BEGIN Records supplied
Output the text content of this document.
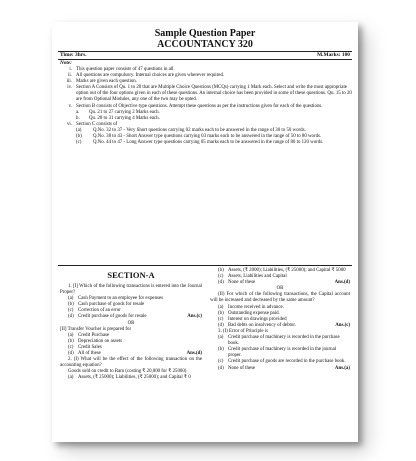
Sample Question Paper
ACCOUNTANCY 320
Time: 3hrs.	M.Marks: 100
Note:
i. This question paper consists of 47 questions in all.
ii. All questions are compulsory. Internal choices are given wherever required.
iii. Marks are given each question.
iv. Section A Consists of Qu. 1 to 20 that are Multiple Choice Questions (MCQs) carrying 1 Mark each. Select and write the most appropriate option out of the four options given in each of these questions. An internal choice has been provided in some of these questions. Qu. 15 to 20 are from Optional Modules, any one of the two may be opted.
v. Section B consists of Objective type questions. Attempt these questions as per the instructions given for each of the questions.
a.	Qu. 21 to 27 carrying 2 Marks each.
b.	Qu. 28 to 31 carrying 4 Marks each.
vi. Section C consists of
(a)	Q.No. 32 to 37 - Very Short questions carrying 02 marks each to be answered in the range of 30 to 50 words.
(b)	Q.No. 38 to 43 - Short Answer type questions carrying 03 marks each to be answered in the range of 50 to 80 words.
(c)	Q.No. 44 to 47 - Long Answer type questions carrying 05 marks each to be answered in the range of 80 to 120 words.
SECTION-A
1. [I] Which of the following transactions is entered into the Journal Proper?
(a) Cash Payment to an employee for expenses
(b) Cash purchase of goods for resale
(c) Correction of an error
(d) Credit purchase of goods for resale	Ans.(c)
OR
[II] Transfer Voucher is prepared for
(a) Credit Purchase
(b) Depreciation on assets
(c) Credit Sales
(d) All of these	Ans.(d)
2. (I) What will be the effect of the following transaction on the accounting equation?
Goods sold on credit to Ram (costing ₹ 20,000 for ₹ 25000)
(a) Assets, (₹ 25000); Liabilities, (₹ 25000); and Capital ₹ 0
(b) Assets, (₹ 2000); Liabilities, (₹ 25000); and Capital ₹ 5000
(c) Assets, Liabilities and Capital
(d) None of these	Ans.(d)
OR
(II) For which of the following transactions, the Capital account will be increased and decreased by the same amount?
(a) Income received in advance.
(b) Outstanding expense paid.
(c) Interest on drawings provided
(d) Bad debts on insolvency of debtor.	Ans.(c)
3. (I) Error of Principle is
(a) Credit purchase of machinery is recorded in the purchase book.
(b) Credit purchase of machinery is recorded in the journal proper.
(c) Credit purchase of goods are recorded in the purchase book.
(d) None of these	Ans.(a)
END Records supplied
BEGIN Records supplied
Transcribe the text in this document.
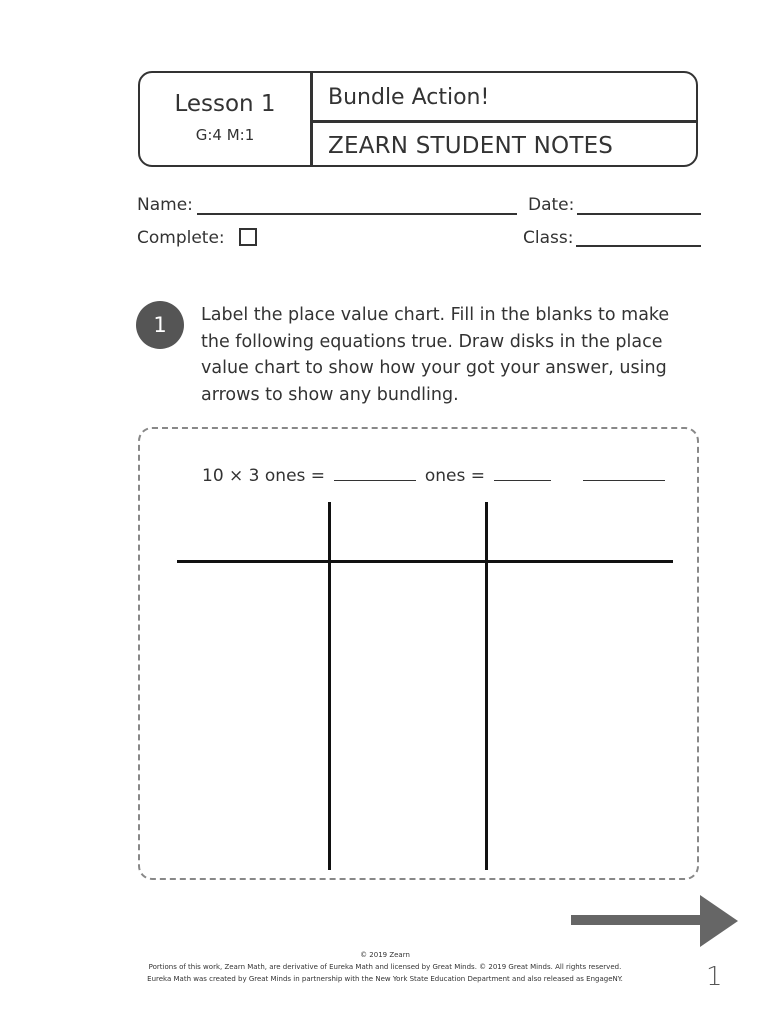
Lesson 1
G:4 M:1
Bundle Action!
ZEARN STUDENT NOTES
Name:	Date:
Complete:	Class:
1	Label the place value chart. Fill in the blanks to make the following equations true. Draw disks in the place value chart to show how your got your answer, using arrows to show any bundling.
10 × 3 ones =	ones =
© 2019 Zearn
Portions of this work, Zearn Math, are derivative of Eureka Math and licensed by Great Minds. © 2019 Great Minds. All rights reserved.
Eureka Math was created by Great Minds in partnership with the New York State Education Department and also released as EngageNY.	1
END Records supplied
BEGIN Records supplied
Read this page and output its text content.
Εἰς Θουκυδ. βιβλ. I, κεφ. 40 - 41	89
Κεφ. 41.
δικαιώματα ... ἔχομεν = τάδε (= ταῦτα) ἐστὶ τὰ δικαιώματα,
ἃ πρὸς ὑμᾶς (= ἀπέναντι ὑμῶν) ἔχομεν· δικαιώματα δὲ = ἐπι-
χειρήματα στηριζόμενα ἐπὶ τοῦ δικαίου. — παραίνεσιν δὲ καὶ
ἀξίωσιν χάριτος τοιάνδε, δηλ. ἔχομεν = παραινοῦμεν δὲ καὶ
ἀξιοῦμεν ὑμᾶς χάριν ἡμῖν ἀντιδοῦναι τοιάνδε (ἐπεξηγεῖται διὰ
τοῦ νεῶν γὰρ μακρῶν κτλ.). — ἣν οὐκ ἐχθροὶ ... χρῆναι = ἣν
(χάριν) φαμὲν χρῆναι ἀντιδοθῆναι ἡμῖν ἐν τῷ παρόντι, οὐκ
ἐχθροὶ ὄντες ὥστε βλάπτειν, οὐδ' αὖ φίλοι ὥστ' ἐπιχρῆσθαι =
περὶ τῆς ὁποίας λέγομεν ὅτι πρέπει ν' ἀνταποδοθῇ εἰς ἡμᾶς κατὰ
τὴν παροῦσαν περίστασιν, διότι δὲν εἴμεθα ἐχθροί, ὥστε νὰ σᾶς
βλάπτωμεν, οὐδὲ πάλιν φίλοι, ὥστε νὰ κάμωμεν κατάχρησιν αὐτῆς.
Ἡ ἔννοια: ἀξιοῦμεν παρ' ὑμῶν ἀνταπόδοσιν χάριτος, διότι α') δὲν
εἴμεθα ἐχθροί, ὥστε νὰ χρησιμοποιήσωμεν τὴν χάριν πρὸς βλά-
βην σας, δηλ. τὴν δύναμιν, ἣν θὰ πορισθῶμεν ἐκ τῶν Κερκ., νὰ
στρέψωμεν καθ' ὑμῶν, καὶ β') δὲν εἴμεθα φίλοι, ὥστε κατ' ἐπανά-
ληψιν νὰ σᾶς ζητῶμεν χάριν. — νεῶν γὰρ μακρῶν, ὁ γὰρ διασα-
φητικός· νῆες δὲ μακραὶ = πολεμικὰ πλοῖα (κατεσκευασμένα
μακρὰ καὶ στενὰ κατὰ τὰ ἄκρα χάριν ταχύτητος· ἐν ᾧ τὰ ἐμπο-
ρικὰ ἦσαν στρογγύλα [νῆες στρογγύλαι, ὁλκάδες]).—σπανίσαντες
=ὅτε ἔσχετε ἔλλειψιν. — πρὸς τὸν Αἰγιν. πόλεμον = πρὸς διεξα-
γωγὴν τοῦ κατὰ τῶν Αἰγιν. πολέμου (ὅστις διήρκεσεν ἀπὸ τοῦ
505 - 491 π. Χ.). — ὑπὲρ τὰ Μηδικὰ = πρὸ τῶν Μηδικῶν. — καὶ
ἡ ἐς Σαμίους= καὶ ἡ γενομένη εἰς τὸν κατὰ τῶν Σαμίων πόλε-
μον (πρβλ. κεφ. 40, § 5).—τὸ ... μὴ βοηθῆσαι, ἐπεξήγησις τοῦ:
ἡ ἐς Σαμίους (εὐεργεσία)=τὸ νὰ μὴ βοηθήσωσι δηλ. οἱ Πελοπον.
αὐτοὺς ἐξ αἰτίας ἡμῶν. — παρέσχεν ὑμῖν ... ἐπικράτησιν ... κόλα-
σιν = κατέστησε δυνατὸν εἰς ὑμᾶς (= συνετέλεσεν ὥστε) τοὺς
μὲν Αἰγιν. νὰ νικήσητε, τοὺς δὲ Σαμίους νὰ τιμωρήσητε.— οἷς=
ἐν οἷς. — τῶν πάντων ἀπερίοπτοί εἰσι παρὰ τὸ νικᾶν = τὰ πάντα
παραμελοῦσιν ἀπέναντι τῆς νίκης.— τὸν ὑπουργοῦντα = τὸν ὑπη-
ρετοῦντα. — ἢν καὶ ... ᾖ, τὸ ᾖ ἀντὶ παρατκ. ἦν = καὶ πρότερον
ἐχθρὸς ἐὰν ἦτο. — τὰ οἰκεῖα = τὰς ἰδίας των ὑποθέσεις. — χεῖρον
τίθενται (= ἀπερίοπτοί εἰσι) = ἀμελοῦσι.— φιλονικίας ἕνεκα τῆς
END Records supplied
Work required >> Where a line above contains the word "Great", copy that line.

Exercise answer >>
Portions of this work, Zearn Math, are derivative of Eureka Math and licensed by Great Minds. © 2019 Great Minds. All rights reserved.
Eureka Math was created by Great Minds in partnership with the New York State Education Department and also released as EngageNY.	1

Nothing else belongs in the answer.